**GIVEN PROBLEM**. Take every line where the string "Giovanna" appears and copy it.

**GIVEN RECORDS**.
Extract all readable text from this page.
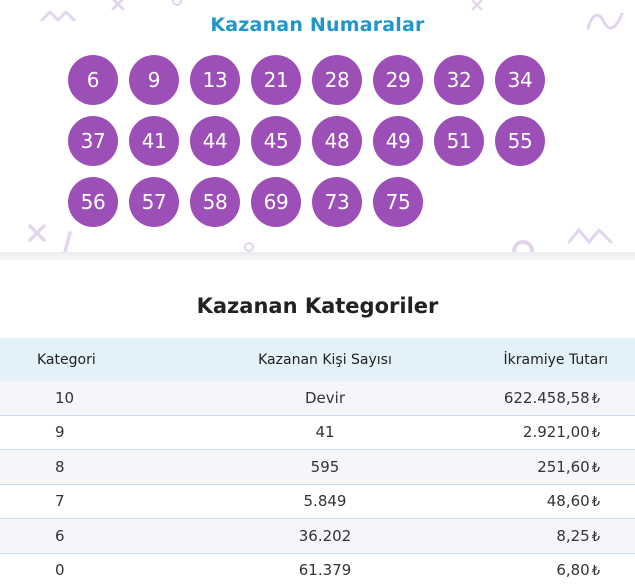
Kazanan Numaralar
6	9	13	21	28	29	32	34
37	41	44	45	48	49	51	55
56	57	58	69	73	75
Kazanan Kategoriler
Kategori	Kazanan Kişi Sayısı	İkramiye Tutarı
10	Devir	622.458,58 ₺
9	41	2.921,00 ₺
8	595	251,60 ₺
7	5.849	48,60 ₺
6	36.202	8,25 ₺
0	61.379	6,80 ₺
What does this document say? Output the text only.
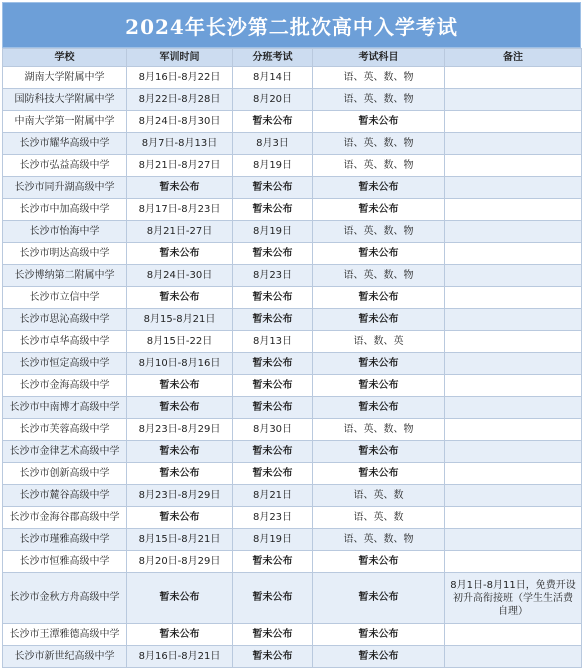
2024年长沙第二批次高中入学考试
学校	军训时间	分班考试	考试科目	备注
湖南大学附属中学	8月16日-8月22日	8月14日	语、英、数、物	
国防科技大学附属中学	8月22日-8月28日	8月20日	语、英、数、物	
中南大学第一附属中学	8月24日-8月30日	暂未公布	暂未公布	
长沙市耀华高级中学	8月7日-8月13日	8月3日	语、英、数、物	
长沙市弘益高级中学	8月21日-8月27日	8月19日	语、英、数、物	
长沙市同升湖高级中学	暂未公布	暂未公布	暂未公布	
长沙市中加高级中学	8月17日-8月23日	暂未公布	暂未公布	
长沙市怡海中学	8月21日-27日	8月19日	语、英、数、物	
长沙市明达高级中学	暂未公布	暂未公布	暂未公布	
长沙博纳第二附属中学	8月24日-30日	8月23日	语、英、数、物	
长沙市立信中学	暂未公布	暂未公布	暂未公布	
长沙市思沁高级中学	8月15-8月21日	暂未公布	暂未公布	
长沙市卓华高级中学	8月15日-22日	8月13日	语、数、英	
长沙市恒定高级中学	8月10日-8月16日	暂未公布	暂未公布	
长沙市金海高级中学	暂未公布	暂未公布	暂未公布	
长沙市中南博才高级中学	暂未公布	暂未公布	暂未公布	
长沙市芙蓉高级中学	8月23日-8月29日	8月30日	语、英、数、物	
长沙市金律艺术高级中学	暂未公布	暂未公布	暂未公布	
长沙市创新高级中学	暂未公布	暂未公布	暂未公布	
长沙市麓谷高级中学	8月23日-8月29日	8月21日	语、英、数	
长沙市金海谷郡高级中学	暂未公布	8月23日	语、英、数	
长沙市瑾雅高级中学	8月15日-8月21日	8月19日	语、英、数、物	
长沙市恒雅高级中学	8月20日-8月29日	暂未公布	暂未公布	
长沙市金秋方舟高级中学	暂未公布	暂未公布	暂未公布	8月1日-8月11日，免费开设初升高衔接班（学生生活费自理）
长沙市王潭雅德高级中学	暂未公布	暂未公布	暂未公布	
长沙市新世纪高级中学	8月16日-8月21日	暂未公布	暂未公布	
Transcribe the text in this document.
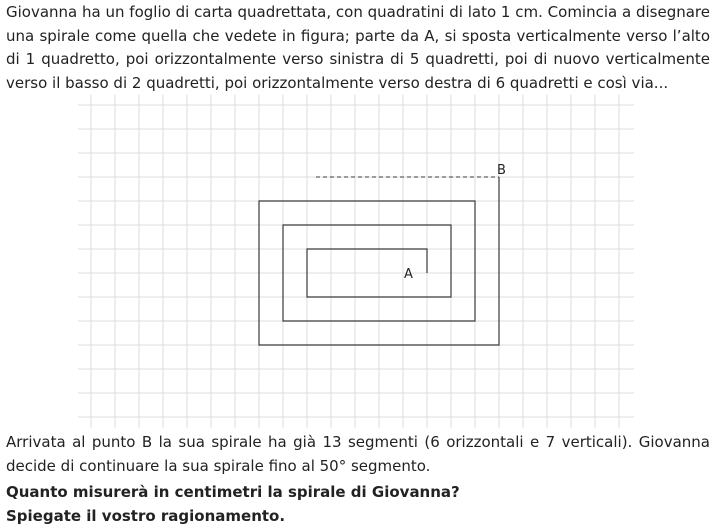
Giovanna ha un foglio di carta quadrettata, con quadratini di lato 1 cm. Comincia a disegnare una spirale come quella che vedete in figura; parte da A, si sposta verticalmente verso l’alto di 1 quadretto, poi orizzontalmente verso sinistra di 5 quadretti, poi di nuovo verticalmente verso il basso di 2 quadretti, poi orizzontalmente verso destra di 6 quadretti e così via...
A
B
Arrivata al punto B la sua spirale ha già 13 segmenti (6 orizzontali e 7 verticali). Giovanna decide di continuare la sua spirale fino al 50° segmento.
Quanto misurerà in centimetri la spirale di Giovanna?
Spiegate il vostro ragionamento.
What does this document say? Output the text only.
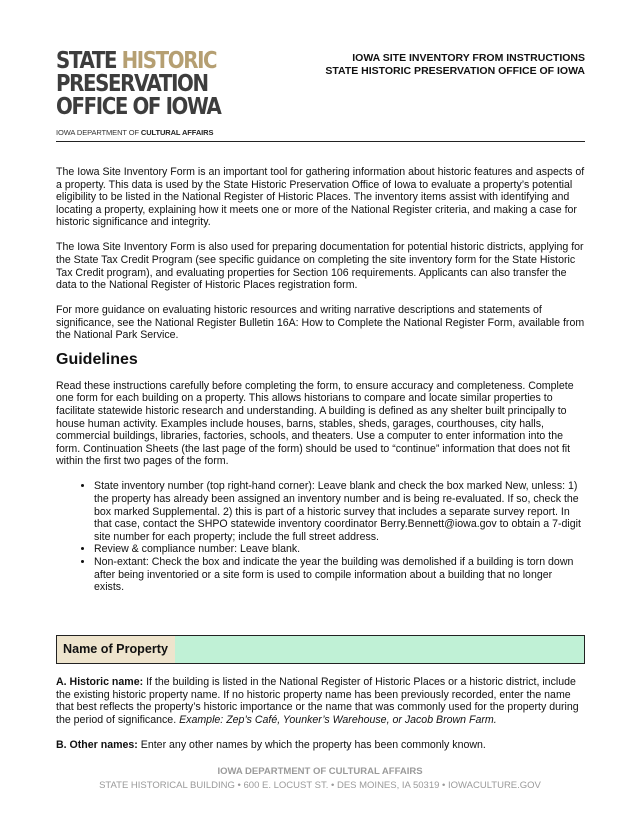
STATE HISTORIC
PRESERVATION
OFFICE OF IOWA
IOWA DEPARTMENT OF CULTURAL AFFAIRS
IOWA SITE INVENTORY FROM INSTRUCTIONS
STATE HISTORIC PRESERVATION OFFICE OF IOWA

The Iowa Site Inventory Form is an important tool for gathering information about historic features and aspects of a property. This data is used by the State Historic Preservation Office of Iowa to evaluate a property’s potential eligibility to be listed in the National Register of Historic Places. The inventory items assist with identifying and locating a property, explaining how it meets one or more of the National Register criteria, and making a case for historic significance and integrity.

The Iowa Site Inventory Form is also used for preparing documentation for potential historic districts, applying for the State Tax Credit Program (see specific guidance on completing the site inventory form for the State Historic Tax Credit program), and evaluating properties for Section 106 requirements. Applicants can also transfer the data to the National Register of Historic Places registration form.

For more guidance on evaluating historic resources and writing narrative descriptions and statements of significance, see the National Register Bulletin 16A: How to Complete the National Register Form, available from the National Park Service.

Guidelines

Read these instructions carefully before completing the form, to ensure accuracy and completeness. Complete one form for each building on a property. This allows historians to compare and locate similar properties to facilitate statewide historic research and understanding. A building is defined as any shelter built principally to house human activity. Examples include houses, barns, stables, sheds, garages, courthouses, city halls, commercial buildings, libraries, factories, schools, and theaters. Use a computer to enter information into the form. Continuation Sheets (the last page of the form) should be used to “continue” information that does not fit within the first two pages of the form.

• State inventory number (top right-hand corner): Leave blank and check the box marked New, unless: 1) the property has already been assigned an inventory number and is being re-evaluated. If so, check the box marked Supplemental. 2) this is part of a historic survey that includes a separate survey report. In that case, contact the SHPO statewide inventory coordinator Berry.Bennett@iowa.gov to obtain a 7-digit site number for each property; include the full street address.
• Review & compliance number: Leave blank.
• Non-extant: Check the box and indicate the year the building was demolished if a building is torn down after being inventoried or a site form is used to compile information about a building that no longer exists.
Name of Property

A. Historic name: If the building is listed in the National Register of Historic Places or a historic district, include the existing historic property name. If no historic property name has been previously recorded, enter the name that best reflects the property’s historic importance or the name that was commonly used for the property during the period of significance. Example: Zep’s Café, Younker’s Warehouse, or Jacob Brown Farm.

B. Other names: Enter any other names by which the property has been commonly known.

IOWA DEPARTMENT OF CULTURAL AFFAIRS
STATE HISTORICAL BUILDING • 600 E. LOCUST ST. • DES MOINES, IA 50319 • IOWACULTURE.GOV
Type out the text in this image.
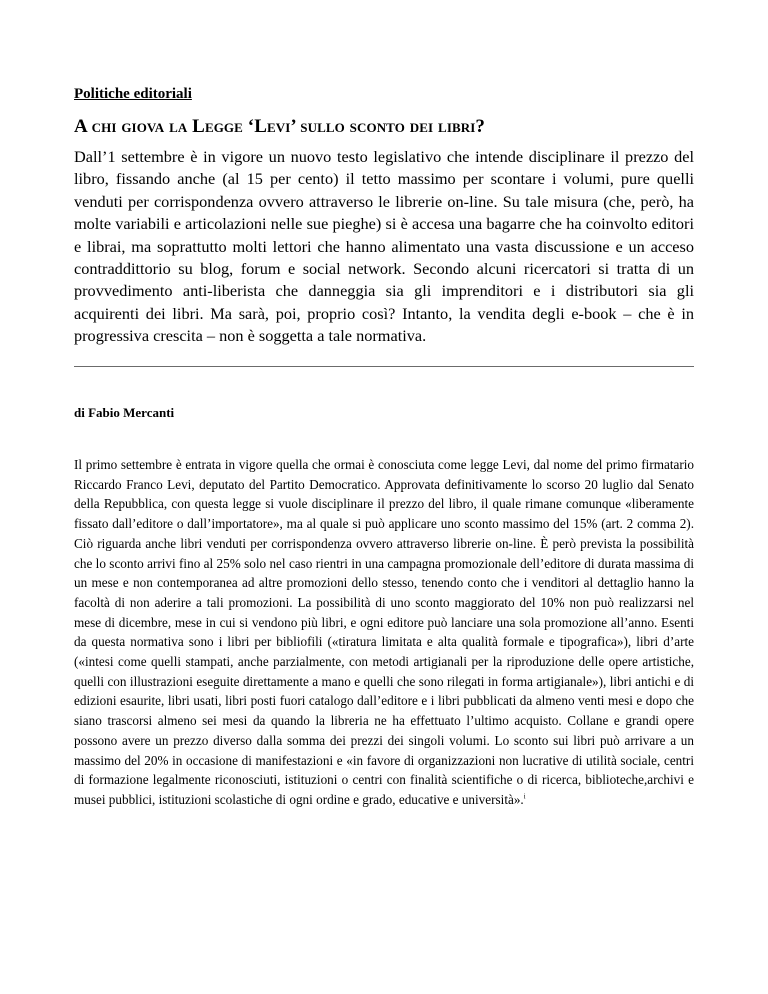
Politiche editoriali
A chi giova la Legge ‘Levi’ sullo sconto dei libri?

Dall’1 settembre è in vigore un nuovo testo legislativo che intende disciplinare il prezzo del libro, fissando anche (al 15 per cento) il tetto massimo per scontare i volumi, pure quelli venduti per corrispondenza ovvero attraverso le librerie on-line. Su tale misura (che, però, ha molte variabili e articolazioni nelle sue pieghe) si è accesa una bagarre che ha coinvolto editori e librai, ma soprattutto molti lettori che hanno alimentato una vasta discussione e un acceso contraddittorio su blog, forum e social network. Secondo alcuni ricercatori si tratta di un provvedimento anti-liberista che danneggia sia gli imprenditori e i distributori sia gli acquirenti dei libri. Ma sarà, poi, proprio così? Intanto, la vendita degli e-book – che è in progressiva crescita – non è soggetta a tale normativa.

di Fabio Mercanti

Il primo settembre è entrata in vigore quella che ormai è conosciuta come legge Levi, dal nome del primo firmatario Riccardo Franco Levi, deputato del Partito Democratico. Approvata definitivamente lo scorso 20 luglio dal Senato della Repubblica, con questa legge si vuole disciplinare il prezzo del libro, il quale rimane comunque «liberamente fissato dall’editore o dall’importatore», ma al quale si può applicare uno sconto massimo del 15% (art. 2 comma 2). Ciò riguarda anche libri venduti per corrispondenza ovvero attraverso librerie on-line. È però prevista la possibilità che lo sconto arrivi fino al 25% solo nel caso rientri in una campagna promozionale dell’editore di durata massima di un mese e non contemporanea ad altre promozioni dello stesso, tenendo conto che i venditori al dettaglio hanno la facoltà di non aderire a tali promozioni. La possibilità di uno sconto maggiorato del 10% non può realizzarsi nel mese di dicembre, mese in cui si vendono più libri, e ogni editore può lanciare una sola promozione all’anno. Esenti da questa normativa sono i libri per bibliofili («tiratura limitata e alta qualità formale e tipografica»), libri d’arte («intesi come quelli stampati, anche parzialmente, con metodi artigianali per la riproduzione delle opere artistiche, quelli con illustrazioni eseguite direttamente a mano e quelli che sono rilegati in forma artigianale»), libri antichi e di edizioni esaurite, libri usati, libri posti fuori catalogo dall’editore e i libri pubblicati da almeno venti mesi e dopo che siano trascorsi almeno sei mesi da quando la libreria ne ha effettuato l’ultimo acquisto. Collane e grandi opere possono avere un prezzo diverso dalla somma dei prezzi dei singoli volumi. Lo sconto sui libri può arrivare a un massimo del 20% in occasione di manifestazioni e «in favore di organizzazioni non lucrative di utilità sociale, centri di formazione legalmente riconosciuti, istituzioni o centri con finalità scientifiche o di ricerca, biblioteche,archivi e musei pubblici, istituzioni scolastiche di ogni ordine e grado, educative e università».$^i$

**RESULT FOR THIS TASK**.
Giovanna ha un foglio di carta quadrettata, con quadratini di lato 1 cm. Comincia a disegnare una spirale come quella che vedete in figura; parte da A, si sposta verticalmente verso l’alto di 1 quadretto, poi orizzontalmente verso sinistra di 5 quadretti, poi di nuovo verticalmente verso il basso di 2 quadretti, poi orizzontalmente verso destra di 6 quadretti e così via...
Arrivata al punto B la sua spirale ha già 13 segmenti (6 orizzontali e 7 verticali). Giovanna decide di continuare la sua spirale fino al 50° segmento.
Quanto misurerà in centimetri la spirale di Giovanna?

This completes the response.